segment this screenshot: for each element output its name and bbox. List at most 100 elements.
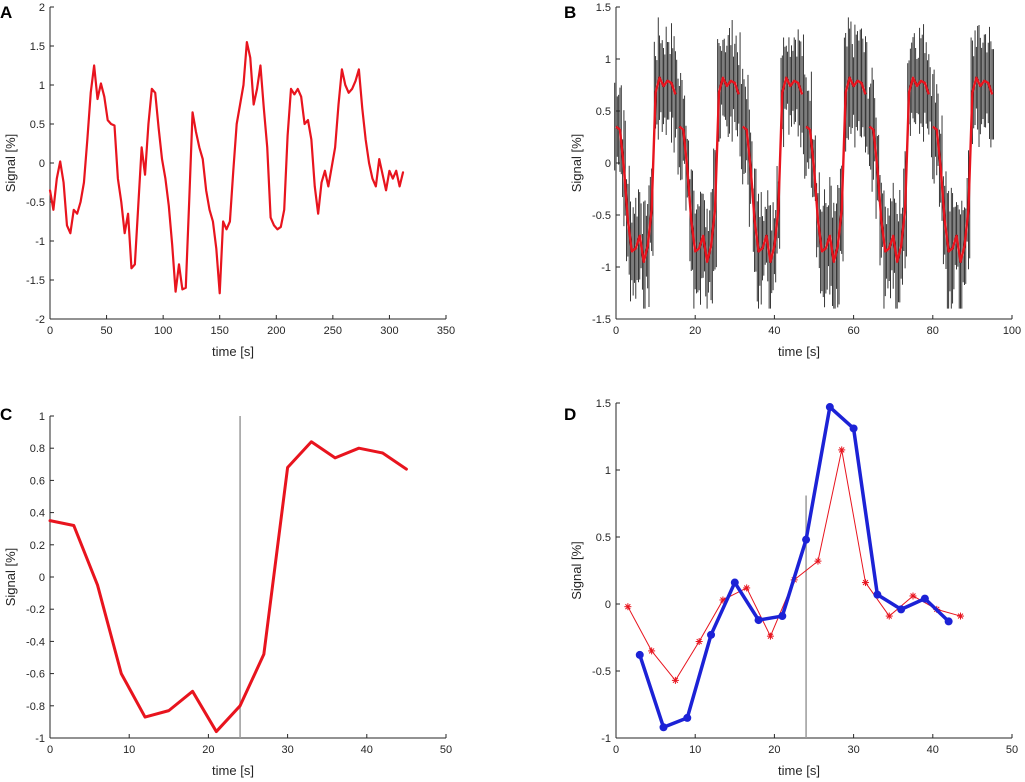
x-tick-label: 200 (267, 325, 285, 337)
x-tick-label: 80 (927, 325, 939, 337)
y-tick: 0.5 (596, 532, 620, 544)
y-tick: -0.6 (26, 669, 54, 681)
y-tick-label: -0.5 (592, 666, 611, 678)
mean-series-line (868, 76, 930, 263)
y-tick-label: -1 (35, 733, 45, 745)
red-point (861, 579, 869, 587)
y-tick: 0.8 (30, 443, 54, 455)
x-tick: 50 (1006, 734, 1018, 756)
y-tick-label: -1 (601, 733, 611, 745)
x-tick-label: 20 (768, 744, 780, 756)
x-tick: 20 (689, 315, 701, 337)
y-tick-label: 1 (39, 411, 45, 423)
x-tick: 0 (613, 315, 619, 337)
y-tick: 0.4 (30, 508, 54, 520)
y-tick: 0.6 (30, 475, 54, 487)
red-series-line (627, 449, 962, 681)
y-tick: 0 (605, 599, 620, 611)
x-tick-label: 10 (123, 744, 135, 756)
x-tick-label: 30 (281, 744, 293, 756)
x-tick: 150 (211, 315, 229, 337)
y-axis-label: Signal [%] (3, 134, 18, 193)
blue-point (754, 616, 763, 625)
star-stroke (815, 558, 821, 564)
y-tick: -0.5 (592, 666, 620, 678)
x-tick: 250 (324, 315, 342, 337)
y-tick-label: 0.4 (30, 508, 45, 520)
x-tick: 0 (47, 315, 53, 337)
x-axis-label: time [s] (778, 763, 820, 778)
y-tick-label: 0 (605, 158, 611, 170)
signal-series-line (48, 40, 405, 295)
x-tick: 300 (380, 315, 399, 337)
x-tick: 20 (768, 734, 781, 756)
x-tick-label: 0 (613, 325, 619, 337)
y-tick: 0 (39, 158, 54, 170)
y-tick: 2 (39, 2, 54, 14)
y-tick: -2 (35, 314, 54, 326)
x-tick: 50 (440, 734, 452, 756)
y-tick: -0.8 (26, 701, 54, 713)
x-tick-label: 100 (1003, 325, 1021, 337)
red-point (648, 647, 656, 655)
x-tick: 100 (154, 315, 172, 337)
panel-d: D 0 10 20 30 40 50 -1 -0.5 0 0.5 1 1.5 time [s] Signal… (564, 398, 1018, 778)
x-tick: 100 (1003, 315, 1021, 337)
x-tick-label: 100 (154, 325, 172, 337)
x-tick-label: 40 (361, 744, 373, 756)
mean-series-line (615, 76, 677, 263)
y-tick: -1.5 (592, 314, 620, 326)
x-tick-label: 0 (613, 744, 619, 756)
panel-label: D (564, 405, 576, 424)
y-tick: 1 (605, 465, 620, 477)
x-tick: 60 (847, 315, 860, 337)
y-tick: -1.5 (26, 275, 54, 287)
x-tick-label: 10 (689, 744, 701, 756)
y-axis-label: Signal [%] (569, 134, 584, 193)
red-point (885, 612, 893, 620)
y-tick-label: 2 (39, 2, 45, 14)
x-tick-label: 30 (847, 744, 859, 756)
y-tick: -1 (601, 733, 620, 745)
x-tick: 200 (267, 315, 285, 337)
x-tick-label: 150 (211, 325, 229, 337)
y-tick-label: 1.5 (596, 2, 611, 14)
y-axis-label: Signal [%] (3, 548, 18, 607)
y-tick-label: 0.5 (596, 106, 611, 118)
x-tick-label: 250 (324, 325, 342, 337)
blue-point (802, 535, 811, 544)
x-tick-label: 20 (202, 744, 214, 756)
blue-point (683, 713, 692, 722)
x-tick-label: 350 (437, 325, 455, 337)
y-tick: 1.5 (596, 398, 620, 410)
x-tick-label: 50 (440, 744, 452, 756)
red-point (909, 592, 917, 600)
y-tick-label: 1 (605, 54, 611, 66)
y-tick-label: -0.8 (26, 701, 45, 713)
y-tick-label: 1.5 (596, 398, 611, 410)
y-tick: 0.2 (30, 540, 54, 552)
x-tick-label: 50 (1006, 744, 1018, 756)
y-tick-label: 0.2 (30, 540, 45, 552)
blue-point (920, 594, 929, 603)
blue-point (944, 617, 953, 626)
y-tick-label: -1.5 (26, 275, 45, 287)
y-tick: -0.5 (592, 210, 620, 222)
y-tick-label: -0.4 (26, 636, 45, 648)
star-stroke (648, 648, 655, 654)
blue-point (707, 630, 716, 639)
mean-series-line (741, 76, 804, 263)
y-tick: 0 (605, 158, 620, 170)
star-stroke (743, 585, 750, 591)
red-point (743, 584, 751, 592)
star-stroke (625, 603, 631, 610)
red-point (695, 638, 703, 646)
y-tick: 1 (39, 411, 54, 423)
x-axis-label: time [s] (212, 344, 254, 359)
blue-point (659, 723, 668, 732)
star-stroke (957, 613, 964, 619)
y-tick: -0.2 (26, 604, 54, 616)
blue-point (873, 590, 882, 599)
y-tick: -0.4 (26, 636, 54, 648)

---

**AIM OF THE TASK**
Convert the lines into a Markdown table with the columns Row and Line, starting with the line that contains "x-tick-label: 200 (267, 325, 285, 337)" and going on through the line that contains "y-tick: 0 (39, 158, 54, 170)". Leave out any blank lines.

**THE OUTPUT**
| Row | Line |
|---|---|
| 1 | x-tick-label: 200 (267, 325, 285, 337) |
| 2 | x-tick-label: 80 (927, 325, 939, 337) |
| 3 | y-tick: 0.5 (596, 532, 620, 544) |
| 4 | y-tick: -0.6 (26, 669, 54, 681) |
| 5 | y-tick-label: -0.5 (592, 666, 611, 678) |
| 6 | mean-series-line (868, 76, 930, 263) |
| 7 | y-tick-label: -1 (35, 733, 45, 745) |
| 8 | red-point (861, 579, 869, 587) |
| 9 | y-tick: 0.8 (30, 443, 54, 455) |
| 10 | x-tick: 50 (1006, 734, 1018, 756) |
| 11 | y-tick-label: -1 (601, 733, 611, 745) |
| 12 | x-tick-label: 20 (768, 744, 780, 756) |
| 13 | x-tick: 20 (689, 315, 701, 337) |
| 14 | y-tick-label: 1 (39, 411, 45, 423) |
| 15 | x-tick: 0 (613, 315, 619, 337) |
| 16 | y-tick: 0.4 (30, 508, 54, 520) |
| 17 | y-tick: 0.6 (30, 475, 54, 487) |
| 18 | red-series-line (627, 449, 962, 681) |
| 19 | y-tick: 0 (605, 599, 620, 611) |
| 20 | x-tick-label: 10 (123, 744, 135, 756) |
| 21 | x-tick-label: 30 (281, 744, 293, 756) |
| 22 | x-tick: 150 (211, 315, 229, 337) |
| 23 | y-axis-label: Signal [%] (3, 134, 18, 193) |
| 24 | blue-point (754, 616, 763, 625) |
| 25 | star-stroke (815, 558, 821, 564) |
| 26 | y-tick: -0.5 (592, 666, 620, 678) |
| 27 | x-tick: 250 (324, 315, 342, 337) |
| 28 | y-tick-label: 0.4 (30, 508, 45, 520) |
| 29 | x-tick: 0 (47, 315, 53, 337) |
| 30 | x-axis-label: time [s] (778, 763, 820, 778) |
| 31 | y-tick-label: 0 (605, 158, 611, 170) |
| 32 | signal-series-line (48, 40, 405, 295) |
| 33 | x-tick: 300 (380, 315, 399, 337) |
| 34 | x-tick: 20 (768, 734, 781, 756) |
| 35 | x-tick-label: 0 (613, 325, 619, 337) |
| 36 | y-tick: 0 (39, 158, 54, 170) |